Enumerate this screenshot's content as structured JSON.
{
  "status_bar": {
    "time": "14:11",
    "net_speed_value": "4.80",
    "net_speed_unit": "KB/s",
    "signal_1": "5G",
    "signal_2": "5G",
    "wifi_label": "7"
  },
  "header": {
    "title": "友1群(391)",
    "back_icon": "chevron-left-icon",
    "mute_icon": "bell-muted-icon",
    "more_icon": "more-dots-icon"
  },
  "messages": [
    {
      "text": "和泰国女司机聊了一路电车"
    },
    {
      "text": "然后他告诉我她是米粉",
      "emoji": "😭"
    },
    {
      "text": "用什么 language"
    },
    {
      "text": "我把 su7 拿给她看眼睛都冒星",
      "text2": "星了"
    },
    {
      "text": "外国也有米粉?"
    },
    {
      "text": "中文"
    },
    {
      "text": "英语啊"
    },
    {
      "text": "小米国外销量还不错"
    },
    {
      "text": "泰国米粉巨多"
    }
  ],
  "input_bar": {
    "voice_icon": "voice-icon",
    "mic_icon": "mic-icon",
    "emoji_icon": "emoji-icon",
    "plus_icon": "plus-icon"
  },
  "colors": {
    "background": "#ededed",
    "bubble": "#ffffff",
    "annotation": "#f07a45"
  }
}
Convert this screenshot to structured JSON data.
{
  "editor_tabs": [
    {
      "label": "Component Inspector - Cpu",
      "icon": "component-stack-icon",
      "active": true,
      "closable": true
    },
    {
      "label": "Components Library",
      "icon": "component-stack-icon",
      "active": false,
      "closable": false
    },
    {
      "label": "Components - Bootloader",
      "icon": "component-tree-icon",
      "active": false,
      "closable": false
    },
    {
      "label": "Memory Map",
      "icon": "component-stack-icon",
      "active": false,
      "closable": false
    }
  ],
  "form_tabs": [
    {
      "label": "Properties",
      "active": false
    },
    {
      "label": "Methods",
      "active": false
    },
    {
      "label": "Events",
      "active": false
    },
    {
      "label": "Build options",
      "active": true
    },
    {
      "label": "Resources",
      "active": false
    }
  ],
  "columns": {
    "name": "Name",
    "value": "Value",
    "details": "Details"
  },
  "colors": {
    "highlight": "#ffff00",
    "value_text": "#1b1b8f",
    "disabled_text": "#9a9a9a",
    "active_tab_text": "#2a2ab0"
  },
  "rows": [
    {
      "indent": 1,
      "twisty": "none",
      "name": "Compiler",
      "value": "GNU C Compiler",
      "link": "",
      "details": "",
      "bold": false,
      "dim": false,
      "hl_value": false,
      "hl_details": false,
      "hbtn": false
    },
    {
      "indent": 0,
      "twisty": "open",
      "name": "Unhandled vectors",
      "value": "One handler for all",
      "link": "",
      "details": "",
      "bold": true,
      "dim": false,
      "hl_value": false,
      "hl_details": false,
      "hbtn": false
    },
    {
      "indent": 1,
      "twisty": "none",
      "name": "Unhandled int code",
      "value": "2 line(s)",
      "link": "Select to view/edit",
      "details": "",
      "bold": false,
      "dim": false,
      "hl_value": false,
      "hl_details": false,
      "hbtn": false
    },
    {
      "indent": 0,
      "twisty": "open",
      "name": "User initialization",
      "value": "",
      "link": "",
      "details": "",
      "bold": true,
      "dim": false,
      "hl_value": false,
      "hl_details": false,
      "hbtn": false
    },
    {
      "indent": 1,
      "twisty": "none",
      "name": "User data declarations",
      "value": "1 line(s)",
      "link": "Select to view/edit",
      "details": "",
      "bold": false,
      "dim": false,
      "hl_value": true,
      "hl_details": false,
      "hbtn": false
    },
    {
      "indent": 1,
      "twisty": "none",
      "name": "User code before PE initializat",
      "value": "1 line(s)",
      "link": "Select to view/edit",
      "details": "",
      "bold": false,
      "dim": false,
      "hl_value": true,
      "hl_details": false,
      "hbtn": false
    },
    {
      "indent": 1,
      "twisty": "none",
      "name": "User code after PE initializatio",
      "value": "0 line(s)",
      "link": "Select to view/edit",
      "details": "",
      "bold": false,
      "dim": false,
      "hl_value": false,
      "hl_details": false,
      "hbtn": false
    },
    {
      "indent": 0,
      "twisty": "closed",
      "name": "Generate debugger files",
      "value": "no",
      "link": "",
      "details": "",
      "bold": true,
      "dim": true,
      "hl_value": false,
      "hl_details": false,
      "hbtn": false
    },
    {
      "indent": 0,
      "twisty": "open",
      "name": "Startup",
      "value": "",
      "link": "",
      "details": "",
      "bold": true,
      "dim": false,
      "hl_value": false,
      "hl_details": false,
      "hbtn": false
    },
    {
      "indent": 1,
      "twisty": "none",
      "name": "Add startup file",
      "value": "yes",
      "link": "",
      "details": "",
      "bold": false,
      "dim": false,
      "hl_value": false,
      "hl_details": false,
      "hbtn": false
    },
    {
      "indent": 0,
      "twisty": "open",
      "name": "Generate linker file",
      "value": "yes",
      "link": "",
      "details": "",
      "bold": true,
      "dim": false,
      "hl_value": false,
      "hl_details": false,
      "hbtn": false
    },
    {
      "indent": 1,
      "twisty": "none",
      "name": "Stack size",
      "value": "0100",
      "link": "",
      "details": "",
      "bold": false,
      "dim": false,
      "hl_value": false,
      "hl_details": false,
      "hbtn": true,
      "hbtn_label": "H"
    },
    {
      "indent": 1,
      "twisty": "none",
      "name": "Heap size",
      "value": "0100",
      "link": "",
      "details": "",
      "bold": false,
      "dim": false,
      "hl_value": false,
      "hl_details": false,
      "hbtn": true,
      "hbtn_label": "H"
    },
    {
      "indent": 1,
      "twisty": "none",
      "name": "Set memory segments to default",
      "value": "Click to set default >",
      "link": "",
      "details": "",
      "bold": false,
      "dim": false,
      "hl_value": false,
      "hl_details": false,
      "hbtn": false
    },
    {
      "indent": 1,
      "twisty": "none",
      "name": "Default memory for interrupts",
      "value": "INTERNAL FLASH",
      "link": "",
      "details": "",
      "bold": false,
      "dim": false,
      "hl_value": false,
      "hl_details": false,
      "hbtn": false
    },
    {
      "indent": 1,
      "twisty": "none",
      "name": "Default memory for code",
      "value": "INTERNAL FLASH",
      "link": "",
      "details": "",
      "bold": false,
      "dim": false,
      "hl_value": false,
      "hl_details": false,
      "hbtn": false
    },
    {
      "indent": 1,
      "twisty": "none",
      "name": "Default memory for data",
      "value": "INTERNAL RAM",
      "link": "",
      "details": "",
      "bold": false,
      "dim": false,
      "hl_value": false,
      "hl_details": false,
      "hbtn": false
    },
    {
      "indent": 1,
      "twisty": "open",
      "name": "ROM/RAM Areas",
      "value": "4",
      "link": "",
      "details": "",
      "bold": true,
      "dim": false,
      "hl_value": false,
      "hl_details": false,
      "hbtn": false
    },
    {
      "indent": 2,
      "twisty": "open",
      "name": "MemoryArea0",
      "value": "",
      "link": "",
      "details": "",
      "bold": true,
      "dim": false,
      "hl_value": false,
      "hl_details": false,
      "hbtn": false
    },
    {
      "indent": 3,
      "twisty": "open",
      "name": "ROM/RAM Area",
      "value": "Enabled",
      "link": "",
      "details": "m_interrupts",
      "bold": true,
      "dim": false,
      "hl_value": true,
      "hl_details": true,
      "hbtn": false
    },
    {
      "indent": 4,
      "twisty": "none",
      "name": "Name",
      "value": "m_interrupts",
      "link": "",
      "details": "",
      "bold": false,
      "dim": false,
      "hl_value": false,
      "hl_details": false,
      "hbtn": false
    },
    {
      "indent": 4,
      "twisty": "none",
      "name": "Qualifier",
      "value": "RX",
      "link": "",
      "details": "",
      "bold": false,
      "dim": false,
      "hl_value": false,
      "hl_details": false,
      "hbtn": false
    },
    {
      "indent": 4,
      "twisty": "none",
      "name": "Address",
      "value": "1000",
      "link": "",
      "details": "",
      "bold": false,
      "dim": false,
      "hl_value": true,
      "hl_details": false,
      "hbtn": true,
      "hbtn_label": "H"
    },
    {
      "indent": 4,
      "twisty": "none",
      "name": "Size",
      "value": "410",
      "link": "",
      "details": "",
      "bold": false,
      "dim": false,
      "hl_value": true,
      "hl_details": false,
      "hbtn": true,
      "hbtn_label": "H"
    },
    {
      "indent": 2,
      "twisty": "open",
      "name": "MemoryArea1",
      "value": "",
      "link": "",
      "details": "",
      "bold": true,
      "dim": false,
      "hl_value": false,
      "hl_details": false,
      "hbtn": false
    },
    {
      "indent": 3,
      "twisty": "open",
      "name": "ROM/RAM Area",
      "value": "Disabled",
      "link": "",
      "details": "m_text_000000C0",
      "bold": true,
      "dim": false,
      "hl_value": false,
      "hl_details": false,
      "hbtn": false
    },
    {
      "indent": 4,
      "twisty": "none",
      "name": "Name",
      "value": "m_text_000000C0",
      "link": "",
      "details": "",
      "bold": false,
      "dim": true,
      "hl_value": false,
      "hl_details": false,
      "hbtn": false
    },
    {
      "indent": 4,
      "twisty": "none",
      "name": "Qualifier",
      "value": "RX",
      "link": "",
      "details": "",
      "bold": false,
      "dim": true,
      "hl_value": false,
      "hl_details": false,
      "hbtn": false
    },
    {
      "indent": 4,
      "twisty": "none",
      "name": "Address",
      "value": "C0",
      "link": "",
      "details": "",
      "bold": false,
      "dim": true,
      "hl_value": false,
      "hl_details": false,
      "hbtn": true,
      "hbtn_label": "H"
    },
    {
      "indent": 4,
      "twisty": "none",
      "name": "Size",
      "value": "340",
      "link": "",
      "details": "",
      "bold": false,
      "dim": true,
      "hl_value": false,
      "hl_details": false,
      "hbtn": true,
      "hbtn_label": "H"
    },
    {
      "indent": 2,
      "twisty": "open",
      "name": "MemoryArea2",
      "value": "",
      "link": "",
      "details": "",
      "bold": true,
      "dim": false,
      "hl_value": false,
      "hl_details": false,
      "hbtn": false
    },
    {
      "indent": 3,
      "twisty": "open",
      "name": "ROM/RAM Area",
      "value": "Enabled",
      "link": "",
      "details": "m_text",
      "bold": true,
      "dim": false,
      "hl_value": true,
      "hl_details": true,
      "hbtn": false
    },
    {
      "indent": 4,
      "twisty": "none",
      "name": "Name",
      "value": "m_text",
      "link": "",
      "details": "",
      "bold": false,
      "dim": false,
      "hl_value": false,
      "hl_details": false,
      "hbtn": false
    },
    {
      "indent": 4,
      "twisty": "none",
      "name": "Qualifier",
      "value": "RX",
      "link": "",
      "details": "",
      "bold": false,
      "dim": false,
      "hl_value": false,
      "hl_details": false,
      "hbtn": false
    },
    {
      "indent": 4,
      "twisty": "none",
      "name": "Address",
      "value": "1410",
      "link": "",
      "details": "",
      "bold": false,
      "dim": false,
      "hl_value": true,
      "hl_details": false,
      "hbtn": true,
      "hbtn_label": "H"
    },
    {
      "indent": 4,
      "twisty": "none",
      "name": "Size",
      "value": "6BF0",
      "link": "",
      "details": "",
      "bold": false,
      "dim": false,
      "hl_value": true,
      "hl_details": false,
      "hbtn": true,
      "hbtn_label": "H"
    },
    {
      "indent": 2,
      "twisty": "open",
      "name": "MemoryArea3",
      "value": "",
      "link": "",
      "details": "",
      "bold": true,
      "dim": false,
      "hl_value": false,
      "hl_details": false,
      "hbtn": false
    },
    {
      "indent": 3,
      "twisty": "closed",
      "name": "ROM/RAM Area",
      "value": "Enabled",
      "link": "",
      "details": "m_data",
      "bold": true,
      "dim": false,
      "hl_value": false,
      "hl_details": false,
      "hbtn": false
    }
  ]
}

▶ _GIVEN TASK_
In the records above, find each line that holds the word "Generate"; copy all such lines.

▶ _COMPLETE OUTPUT_
      "name": "Generate debugger files",
      "name": "Generate linker file",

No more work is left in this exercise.